**DO THIS:**
Filter the lines below, copying only those with the string "circle".

══ TASK INPUTS ══

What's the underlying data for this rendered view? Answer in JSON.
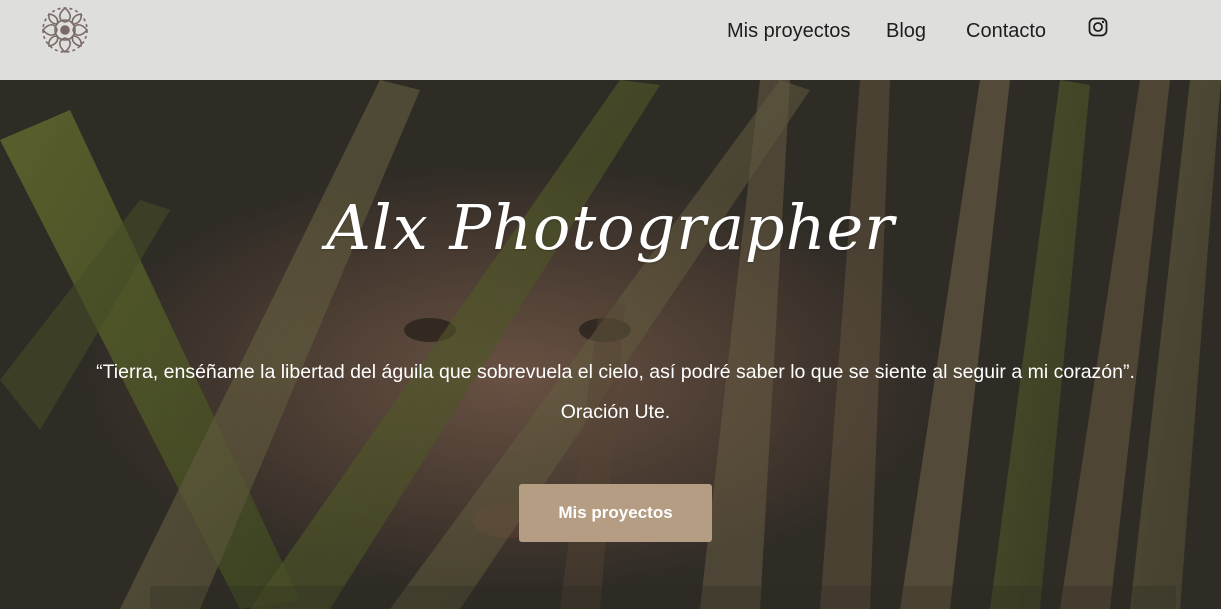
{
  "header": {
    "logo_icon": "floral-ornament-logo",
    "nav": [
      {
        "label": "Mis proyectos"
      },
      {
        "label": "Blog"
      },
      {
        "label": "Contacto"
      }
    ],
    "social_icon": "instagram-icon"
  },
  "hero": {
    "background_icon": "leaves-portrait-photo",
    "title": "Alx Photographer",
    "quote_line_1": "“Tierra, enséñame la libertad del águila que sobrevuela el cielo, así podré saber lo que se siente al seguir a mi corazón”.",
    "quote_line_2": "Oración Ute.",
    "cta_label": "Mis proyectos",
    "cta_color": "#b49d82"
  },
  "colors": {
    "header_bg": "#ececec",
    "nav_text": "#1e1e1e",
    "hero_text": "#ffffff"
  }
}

═══
══ TASK INPUTS ══

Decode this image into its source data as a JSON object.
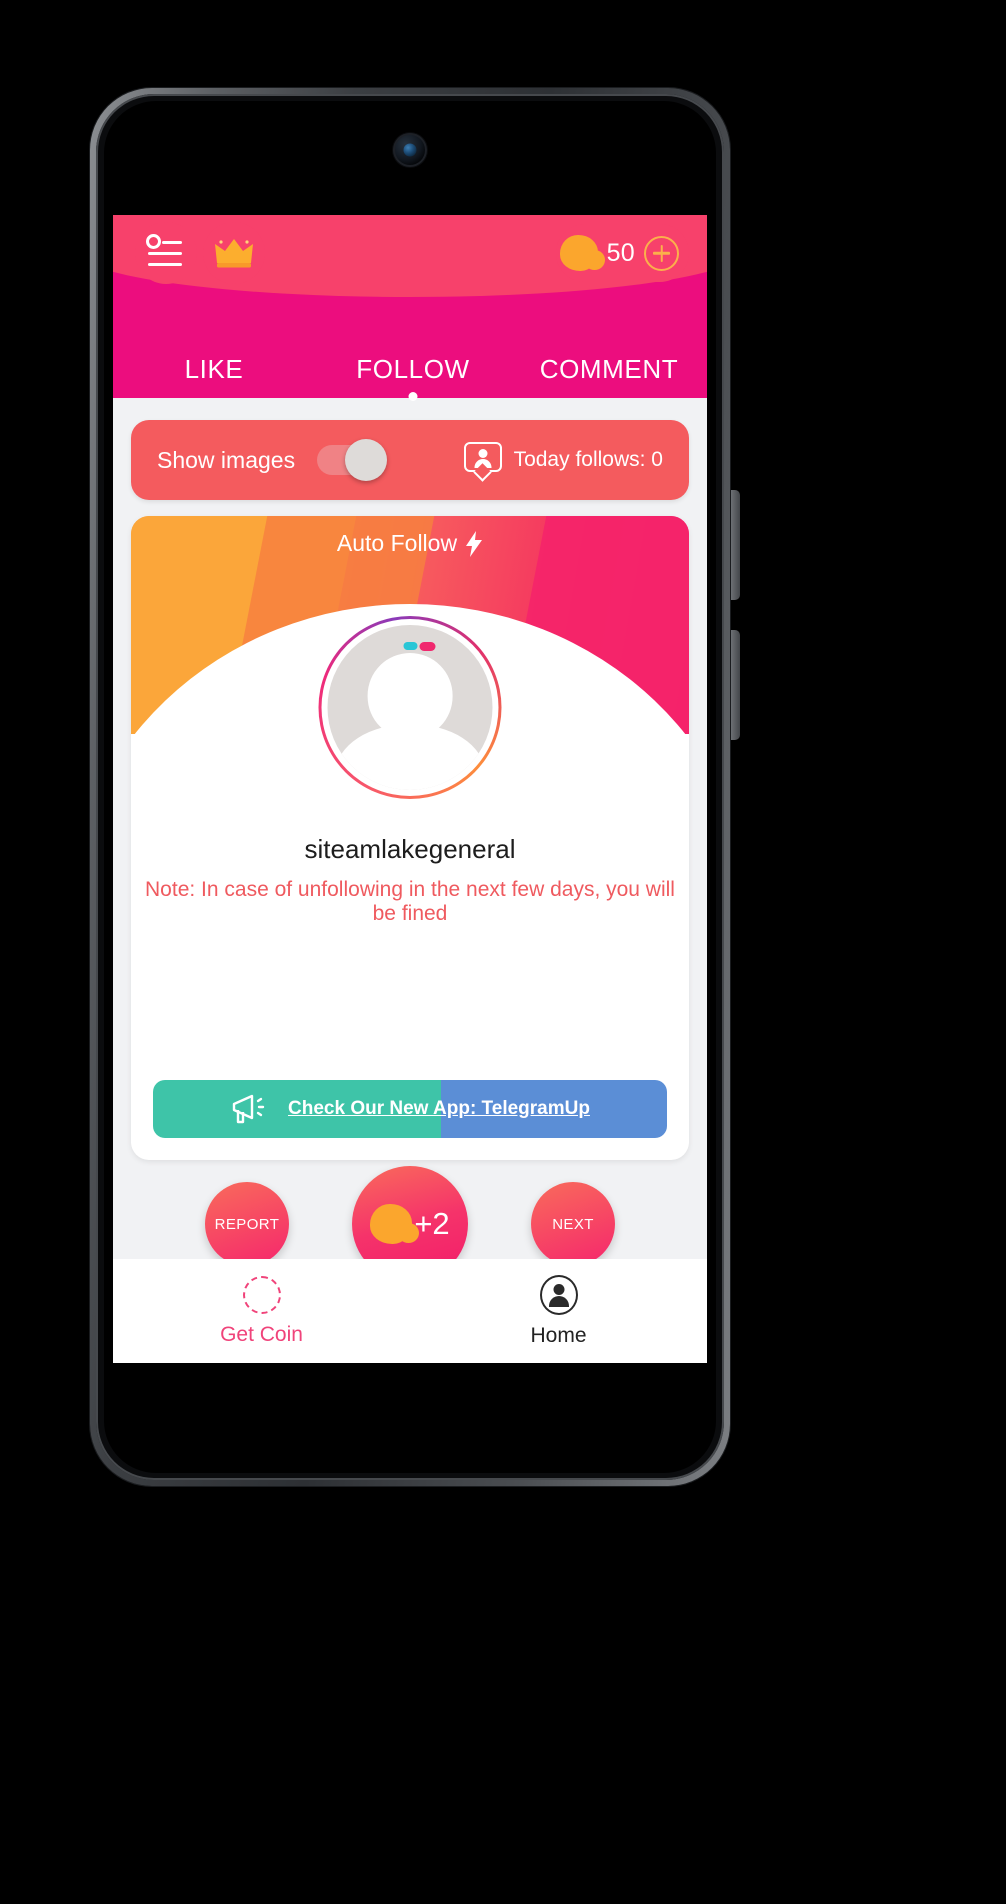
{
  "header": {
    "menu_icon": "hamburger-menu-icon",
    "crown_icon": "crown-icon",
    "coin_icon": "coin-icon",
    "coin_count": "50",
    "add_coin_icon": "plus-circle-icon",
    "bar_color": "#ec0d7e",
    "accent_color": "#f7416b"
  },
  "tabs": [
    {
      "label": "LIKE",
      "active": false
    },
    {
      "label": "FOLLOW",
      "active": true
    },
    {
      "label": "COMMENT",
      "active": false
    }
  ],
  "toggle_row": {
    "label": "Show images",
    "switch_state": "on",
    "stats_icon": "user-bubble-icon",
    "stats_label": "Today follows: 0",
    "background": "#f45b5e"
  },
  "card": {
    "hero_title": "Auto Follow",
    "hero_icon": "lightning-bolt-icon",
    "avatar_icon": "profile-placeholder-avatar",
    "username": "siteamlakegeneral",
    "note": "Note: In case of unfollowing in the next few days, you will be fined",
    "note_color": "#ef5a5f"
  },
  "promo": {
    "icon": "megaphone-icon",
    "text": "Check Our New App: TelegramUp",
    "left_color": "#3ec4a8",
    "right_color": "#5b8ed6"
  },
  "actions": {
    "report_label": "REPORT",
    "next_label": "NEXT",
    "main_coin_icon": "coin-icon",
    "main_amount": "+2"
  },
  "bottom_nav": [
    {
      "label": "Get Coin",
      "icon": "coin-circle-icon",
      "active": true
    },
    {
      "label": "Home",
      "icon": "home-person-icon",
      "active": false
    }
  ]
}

═══

**COMPLETE OUTPUT:**
    "add_coin_icon": "plus-circle-icon",
      "icon": "coin-circle-icon",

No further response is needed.